*Supplied material*.
━━━
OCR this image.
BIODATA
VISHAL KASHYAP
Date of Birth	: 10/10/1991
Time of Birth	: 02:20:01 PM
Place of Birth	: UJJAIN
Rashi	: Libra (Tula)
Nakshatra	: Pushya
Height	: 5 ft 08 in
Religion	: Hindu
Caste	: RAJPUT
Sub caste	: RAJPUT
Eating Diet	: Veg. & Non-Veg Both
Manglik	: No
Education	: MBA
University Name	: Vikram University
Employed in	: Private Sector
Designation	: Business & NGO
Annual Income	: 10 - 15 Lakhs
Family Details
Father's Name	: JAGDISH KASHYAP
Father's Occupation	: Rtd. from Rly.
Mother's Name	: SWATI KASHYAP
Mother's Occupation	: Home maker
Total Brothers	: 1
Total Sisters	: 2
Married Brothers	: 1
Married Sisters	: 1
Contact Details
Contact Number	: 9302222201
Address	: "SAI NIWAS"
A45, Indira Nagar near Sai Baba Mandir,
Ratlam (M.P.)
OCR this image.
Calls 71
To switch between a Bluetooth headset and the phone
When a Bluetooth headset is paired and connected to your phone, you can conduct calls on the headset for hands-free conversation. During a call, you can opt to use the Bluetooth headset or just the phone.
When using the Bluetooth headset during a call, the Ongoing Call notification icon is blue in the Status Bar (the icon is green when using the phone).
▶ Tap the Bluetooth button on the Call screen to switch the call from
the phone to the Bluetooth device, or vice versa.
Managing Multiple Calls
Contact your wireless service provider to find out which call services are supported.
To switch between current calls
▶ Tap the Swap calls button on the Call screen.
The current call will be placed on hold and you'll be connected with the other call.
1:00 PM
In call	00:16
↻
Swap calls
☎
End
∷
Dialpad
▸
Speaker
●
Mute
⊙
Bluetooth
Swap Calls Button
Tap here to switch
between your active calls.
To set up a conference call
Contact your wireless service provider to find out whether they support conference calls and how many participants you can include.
━━━
*Problem details*.
Each line of the material should be echoed exactly.

*Exercise solution*.
OCR this image.
BIODATA
VISHAL KASHYAP
Date of Birth	: 10/10/1991
Time of Birth	: 02:20:01 PM
Place of Birth	: UJJAIN
Rashi	: Libra (Tula)
Nakshatra	: Pushya
Height	: 5 ft 08 in
Religion	: Hindu
Caste	: RAJPUT
Sub caste	: RAJPUT
Eating Diet	: Veg. & Non-Veg Both
Manglik	: No
Education	: MBA
University Name	: Vikram University
Employed in	: Private Sector
Designation	: Business & NGO
Annual Income	: 10 - 15 Lakhs
Family Details
Father's Name	: JAGDISH KASHYAP
Father's Occupation	: Rtd. from Rly.
Mother's Name	: SWATI KASHYAP
Mother's Occupation	: Home maker
Total Brothers	: 1
Total Sisters	: 2
Married Brothers	: 1
Married Sisters	: 1
Contact Details
Contact Number	: 9302222201
Address	: "SAI NIWAS"
A45, Indira Nagar near Sai Baba Mandir,
Ratlam (M.P.)
OCR this image.
Calls 71
To switch between a Bluetooth headset and the phone
When a Bluetooth headset is paired and connected to your phone, you can conduct calls on the headset for hands-free conversation. During a call, you can opt to use the Bluetooth headset or just the phone.
When using the Bluetooth headset during a call, the Ongoing Call notification icon is blue in the Status Bar (the icon is green when using the phone).
▶ Tap the Bluetooth button on the Call screen to switch the call from
the phone to the Bluetooth device, or vice versa.
Managing Multiple Calls
Contact your wireless service provider to find out which call services are supported.
To switch between current calls
▶ Tap the Swap calls button on the Call screen.
The current call will be placed on hold and you'll be connected with the other call.
1:00 PM
In call	00:16
↻
Swap calls
☎
End
∷
Dialpad
▸
Speaker
●
Mute
⊙
Bluetooth
Swap Calls Button
Tap here to switch
between your active calls.
To set up a conference call
Contact your wireless service provider to find out whether they support conference calls and how many participants you can include.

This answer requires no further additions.